■ **TEXT TO READ**
# Hobbies/Activities while camping



## roadhouse (Feb 29, 2008)

Just curious what hobbies/sport/activities everybody enjoys while camping. I'm sure hunting/fishing are probably right up there with being popular.

Our family enjoys Geocaching, fishing, Jeeping/4-Wheeling, and softball. We Geocache on every camping trip....plus a lot of our trips are trailrides with our Jeep, camping with a large group.

My wife plays three softball leagues so a few camping trips are because she has tournaments. Fishing is just something I don't get to do enough, but try to take the kids if we are near a lake or river.

My son is in Scouts and the daughters all play baseball/softball, so in the future their activities will require us to camp.......busy, busy

So what is everyone enjoying while out camping?

Post pics if you can....I love looking at pictures:rotflmao1:


----------



## mailfire99 (Nov 16, 2007)

Ok Roadhouse, call me dumb here, but what exactly is geocaching :scratchhead:

I personally love to hunt, fish, golf, etc...

While camping, I usually get some fishing in, and every now and again, get a round of golf in too.

■ **SET TASK**
Please echo the portion of the camping hobbies thread above that opens with "Post pics if" and closes with "fish, golf, etc...".

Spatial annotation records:
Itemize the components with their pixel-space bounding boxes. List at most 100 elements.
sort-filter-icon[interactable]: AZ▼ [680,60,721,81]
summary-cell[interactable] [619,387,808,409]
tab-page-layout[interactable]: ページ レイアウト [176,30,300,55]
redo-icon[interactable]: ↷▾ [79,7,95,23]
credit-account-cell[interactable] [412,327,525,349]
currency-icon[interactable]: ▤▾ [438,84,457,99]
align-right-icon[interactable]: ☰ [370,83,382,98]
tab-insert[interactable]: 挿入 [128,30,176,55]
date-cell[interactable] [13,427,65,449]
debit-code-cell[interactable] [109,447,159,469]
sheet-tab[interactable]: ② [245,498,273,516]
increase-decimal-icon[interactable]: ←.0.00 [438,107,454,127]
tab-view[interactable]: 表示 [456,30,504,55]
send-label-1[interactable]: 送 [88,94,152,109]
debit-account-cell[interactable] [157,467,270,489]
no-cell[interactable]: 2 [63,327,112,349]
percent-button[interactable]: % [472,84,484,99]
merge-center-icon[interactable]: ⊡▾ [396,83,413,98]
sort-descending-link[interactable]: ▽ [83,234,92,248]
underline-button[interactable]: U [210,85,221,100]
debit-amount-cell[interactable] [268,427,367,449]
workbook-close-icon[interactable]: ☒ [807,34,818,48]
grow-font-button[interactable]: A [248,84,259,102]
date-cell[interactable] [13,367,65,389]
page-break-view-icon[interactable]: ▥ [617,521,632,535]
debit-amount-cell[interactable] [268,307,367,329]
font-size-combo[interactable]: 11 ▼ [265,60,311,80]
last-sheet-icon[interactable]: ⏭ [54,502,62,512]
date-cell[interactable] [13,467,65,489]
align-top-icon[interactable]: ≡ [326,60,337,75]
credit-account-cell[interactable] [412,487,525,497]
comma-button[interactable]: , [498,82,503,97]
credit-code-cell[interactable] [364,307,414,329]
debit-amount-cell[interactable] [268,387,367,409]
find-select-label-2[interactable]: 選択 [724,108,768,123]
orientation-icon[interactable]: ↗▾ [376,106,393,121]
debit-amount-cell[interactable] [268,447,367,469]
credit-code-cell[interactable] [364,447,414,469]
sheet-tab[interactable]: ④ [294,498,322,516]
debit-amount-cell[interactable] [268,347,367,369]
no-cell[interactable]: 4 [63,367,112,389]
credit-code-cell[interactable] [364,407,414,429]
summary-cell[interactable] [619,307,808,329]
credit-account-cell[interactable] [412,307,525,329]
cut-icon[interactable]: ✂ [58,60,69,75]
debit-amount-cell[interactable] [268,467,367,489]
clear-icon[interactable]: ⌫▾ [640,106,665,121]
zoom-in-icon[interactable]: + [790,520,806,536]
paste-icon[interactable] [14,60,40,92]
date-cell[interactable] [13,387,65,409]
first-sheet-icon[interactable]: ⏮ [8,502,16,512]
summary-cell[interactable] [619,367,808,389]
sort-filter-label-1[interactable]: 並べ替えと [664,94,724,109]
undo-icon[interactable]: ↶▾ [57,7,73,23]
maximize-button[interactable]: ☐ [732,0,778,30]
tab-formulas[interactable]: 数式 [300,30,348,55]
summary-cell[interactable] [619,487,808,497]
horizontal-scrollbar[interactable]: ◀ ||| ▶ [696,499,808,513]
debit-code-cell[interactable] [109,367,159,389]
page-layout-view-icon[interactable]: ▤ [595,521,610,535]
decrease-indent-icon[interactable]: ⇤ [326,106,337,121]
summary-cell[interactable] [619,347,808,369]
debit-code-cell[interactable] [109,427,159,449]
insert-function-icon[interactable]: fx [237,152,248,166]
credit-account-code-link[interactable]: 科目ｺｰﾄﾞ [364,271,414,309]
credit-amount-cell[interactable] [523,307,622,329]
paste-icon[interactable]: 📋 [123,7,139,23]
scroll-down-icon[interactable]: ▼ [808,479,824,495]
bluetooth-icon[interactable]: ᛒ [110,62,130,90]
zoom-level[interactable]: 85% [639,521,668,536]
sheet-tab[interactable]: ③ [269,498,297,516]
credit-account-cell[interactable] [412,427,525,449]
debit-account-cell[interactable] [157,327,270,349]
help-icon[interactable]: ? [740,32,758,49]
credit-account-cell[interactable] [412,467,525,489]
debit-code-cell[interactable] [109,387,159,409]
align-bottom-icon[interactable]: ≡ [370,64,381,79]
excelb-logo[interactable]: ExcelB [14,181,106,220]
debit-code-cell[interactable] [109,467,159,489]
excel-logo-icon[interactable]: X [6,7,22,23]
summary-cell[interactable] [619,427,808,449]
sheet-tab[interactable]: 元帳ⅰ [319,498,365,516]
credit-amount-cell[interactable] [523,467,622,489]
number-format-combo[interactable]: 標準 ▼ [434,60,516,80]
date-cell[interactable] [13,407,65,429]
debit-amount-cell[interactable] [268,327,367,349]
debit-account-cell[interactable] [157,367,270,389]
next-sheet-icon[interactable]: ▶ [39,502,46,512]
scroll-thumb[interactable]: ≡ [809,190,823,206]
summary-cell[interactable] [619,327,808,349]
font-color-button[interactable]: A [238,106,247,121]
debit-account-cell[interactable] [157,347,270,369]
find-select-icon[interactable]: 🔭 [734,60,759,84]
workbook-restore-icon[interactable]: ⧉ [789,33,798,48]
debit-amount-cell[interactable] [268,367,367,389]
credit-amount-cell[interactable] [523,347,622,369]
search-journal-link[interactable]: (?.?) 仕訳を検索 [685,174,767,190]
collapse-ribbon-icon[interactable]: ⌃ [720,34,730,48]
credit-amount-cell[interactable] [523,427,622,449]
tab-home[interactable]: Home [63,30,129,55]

■ **ANSWER FOR THIS EXERCISE**
Post pics if you can....I love looking at pictures:rotflmao1:


----------



## mailfire99 (Nov 16, 2007)

Ok Roadhouse, call me dumb here, but what exactly is geocaching :scratchhead:

I personally love to hunt, fish, golf, etc...